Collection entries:

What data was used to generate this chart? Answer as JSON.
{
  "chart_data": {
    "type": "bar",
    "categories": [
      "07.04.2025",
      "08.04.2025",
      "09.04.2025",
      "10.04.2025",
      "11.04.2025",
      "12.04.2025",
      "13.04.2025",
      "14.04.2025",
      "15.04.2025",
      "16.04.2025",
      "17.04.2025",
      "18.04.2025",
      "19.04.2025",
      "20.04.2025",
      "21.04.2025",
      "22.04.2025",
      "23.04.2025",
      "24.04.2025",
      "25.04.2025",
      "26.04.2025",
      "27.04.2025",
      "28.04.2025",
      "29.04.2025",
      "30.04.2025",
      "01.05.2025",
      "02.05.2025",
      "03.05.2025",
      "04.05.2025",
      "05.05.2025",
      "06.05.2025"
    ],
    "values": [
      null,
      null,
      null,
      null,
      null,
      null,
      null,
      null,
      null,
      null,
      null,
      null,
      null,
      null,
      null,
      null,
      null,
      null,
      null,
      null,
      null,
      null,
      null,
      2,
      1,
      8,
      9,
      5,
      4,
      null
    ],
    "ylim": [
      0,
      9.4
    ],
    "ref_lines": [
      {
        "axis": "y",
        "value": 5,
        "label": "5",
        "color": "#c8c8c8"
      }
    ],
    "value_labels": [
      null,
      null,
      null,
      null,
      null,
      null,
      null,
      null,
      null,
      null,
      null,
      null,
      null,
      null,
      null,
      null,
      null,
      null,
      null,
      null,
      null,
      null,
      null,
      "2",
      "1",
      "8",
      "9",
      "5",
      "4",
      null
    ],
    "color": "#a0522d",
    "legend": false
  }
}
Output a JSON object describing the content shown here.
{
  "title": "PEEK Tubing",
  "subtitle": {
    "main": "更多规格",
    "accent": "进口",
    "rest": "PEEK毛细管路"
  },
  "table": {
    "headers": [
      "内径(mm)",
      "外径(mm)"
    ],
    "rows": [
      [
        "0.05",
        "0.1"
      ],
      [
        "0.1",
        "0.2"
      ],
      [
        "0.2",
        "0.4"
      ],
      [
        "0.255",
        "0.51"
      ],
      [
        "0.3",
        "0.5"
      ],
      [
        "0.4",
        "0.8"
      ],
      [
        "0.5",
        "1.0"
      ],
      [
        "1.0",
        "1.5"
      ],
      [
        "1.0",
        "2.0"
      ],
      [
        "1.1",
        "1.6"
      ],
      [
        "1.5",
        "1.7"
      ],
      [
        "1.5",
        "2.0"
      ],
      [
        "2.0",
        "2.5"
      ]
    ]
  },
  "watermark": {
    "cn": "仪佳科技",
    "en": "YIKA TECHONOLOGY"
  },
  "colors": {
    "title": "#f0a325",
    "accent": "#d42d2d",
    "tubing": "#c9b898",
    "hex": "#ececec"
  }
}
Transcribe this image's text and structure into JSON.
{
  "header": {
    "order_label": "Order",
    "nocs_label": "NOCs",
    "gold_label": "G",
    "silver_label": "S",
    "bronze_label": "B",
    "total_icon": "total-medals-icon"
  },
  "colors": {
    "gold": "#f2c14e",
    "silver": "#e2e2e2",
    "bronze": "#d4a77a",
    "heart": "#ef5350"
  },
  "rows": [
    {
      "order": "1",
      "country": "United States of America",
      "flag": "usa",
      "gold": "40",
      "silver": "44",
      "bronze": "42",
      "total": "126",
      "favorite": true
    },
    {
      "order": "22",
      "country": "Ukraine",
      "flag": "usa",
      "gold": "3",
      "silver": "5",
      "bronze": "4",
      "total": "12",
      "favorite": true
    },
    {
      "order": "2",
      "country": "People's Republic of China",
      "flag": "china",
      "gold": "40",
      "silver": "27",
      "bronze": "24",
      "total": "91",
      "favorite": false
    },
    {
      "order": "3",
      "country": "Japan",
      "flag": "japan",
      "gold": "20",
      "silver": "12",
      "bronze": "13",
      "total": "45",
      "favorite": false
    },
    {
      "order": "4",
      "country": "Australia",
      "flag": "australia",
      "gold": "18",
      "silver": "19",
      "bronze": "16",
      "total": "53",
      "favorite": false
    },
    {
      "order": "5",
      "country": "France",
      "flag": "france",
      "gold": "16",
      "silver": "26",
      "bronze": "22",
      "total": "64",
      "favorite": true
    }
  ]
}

**TO DO**
Copy out each record from above, exactly.

**EXPECTED OUTPUT**
What data was used to generate this chart? Answer as JSON.
{
  "chart_data": {
    "type": "bar",
    "categories": [
      "07.04.2025",
      "08.04.2025",
      "09.04.2025",
      "10.04.2025",
      "11.04.2025",
      "12.04.2025",
      "13.04.2025",
      "14.04.2025",
      "15.04.2025",
      "16.04.2025",
      "17.04.2025",
      "18.04.2025",
      "19.04.2025",
      "20.04.2025",
      "21.04.2025",
      "22.04.2025",
      "23.04.2025",
      "24.04.2025",
      "25.04.2025",
      "26.04.2025",
      "27.04.2025",
      "28.04.2025",
      "29.04.2025",
      "30.04.2025",
      "01.05.2025",
      "02.05.2025",
      "03.05.2025",
      "04.05.2025",
      "05.05.2025",
      "06.05.2025"
    ],
    "values": [
      null,
      null,
      null,
      null,
      null,
      null,
      null,
      null,
      null,
      null,
      null,
      null,
      null,
      null,
      null,
      null,
      null,
      null,
      null,
      null,
      null,
      null,
      null,
      2,
      1,
      8,
      9,
      5,
      4,
      null
    ],
    "ylim": [
      0,
      9.4
    ],
    "ref_lines": [
      {
        "axis": "y",
        "value": 5,
        "label": "5",
        "color": "#c8c8c8"
      }
    ],
    "value_labels": [
      null,
      null,
      null,
      null,
      null,
      null,
      null,
      null,
      null,
      null,
      null,
      null,
      null,
      null,
      null,
      null,
      null,
      null,
      null,
      null,
      null,
      null,
      null,
      "2",
      "1",
      "8",
      "9",
      "5",
      "4",
      null
    ],
    "color": "#a0522d",
    "legend": false
  }
}
Output a JSON object describing the content shown here.
{
  "title": "PEEK Tubing",
  "subtitle": {
    "main": "更多规格",
    "accent": "进口",
    "rest": "PEEK毛细管路"
  },
  "table": {
    "headers": [
      "内径(mm)",
      "外径(mm)"
    ],
    "rows": [
      [
        "0.05",
        "0.1"
      ],
      [
        "0.1",
        "0.2"
      ],
      [
        "0.2",
        "0.4"
      ],
      [
        "0.255",
        "0.51"
      ],
      [
        "0.3",
        "0.5"
      ],
      [
        "0.4",
        "0.8"
      ],
      [
        "0.5",
        "1.0"
      ],
      [
        "1.0",
        "1.5"
      ],
      [
        "1.0",
        "2.0"
      ],
      [
        "1.1",
        "1.6"
      ],
      [
        "1.5",
        "1.7"
      ],
      [
        "1.5",
        "2.0"
      ],
      [
        "2.0",
        "2.5"
      ]
    ]
  },
  "watermark": {
    "cn": "仪佳科技",
    "en": "YIKA TECHONOLOGY"
  },
  "colors": {
    "title": "#f0a325",
    "accent": "#d42d2d",
    "tubing": "#c9b898",
    "hex": "#ececec"
  }
}
Transcribe this image's text and structure into JSON.
{
  "header": {
    "order_label": "Order",
    "nocs_label": "NOCs",
    "gold_label": "G",
    "silver_label": "S",
    "bronze_label": "B",
    "total_icon": "total-medals-icon"
  },
  "colors": {
    "gold": "#f2c14e",
    "silver": "#e2e2e2",
    "bronze": "#d4a77a",
    "heart": "#ef5350"
  },
  "rows": [
    {
      "order": "1",
      "country": "United States of America",
      "flag": "usa",
      "gold": "40",
      "silver": "44",
      "bronze": "42",
      "total": "126",
      "favorite": true
    },
    {
      "order": "22",
      "country": "Ukraine",
      "flag": "usa",
      "gold": "3",
      "silver": "5",
      "bronze": "4",
      "total": "12",
      "favorite": true
    },
    {
      "order": "2",
      "country": "People's Republic of China",
      "flag": "china",
      "gold": "40",
      "silver": "27",
      "bronze": "24",
      "total": "91",
      "favorite": false
    },
    {
      "order": "3",
      "country": "Japan",
      "flag": "japan",
      "gold": "20",
      "silver": "12",
      "bronze": "13",
      "total": "45",
      "favorite": false
    },
    {
      "order": "4",
      "country": "Australia",
      "flag": "australia",
      "gold": "18",
      "silver": "19",
      "bronze": "16",
      "total": "53",
      "favorite": false
    },
    {
      "order": "5",
      "country": "France",
      "flag": "france",
      "gold": "16",
      "silver": "26",
      "bronze": "22",
      "total": "64",
      "favorite": true
    }
  ]
}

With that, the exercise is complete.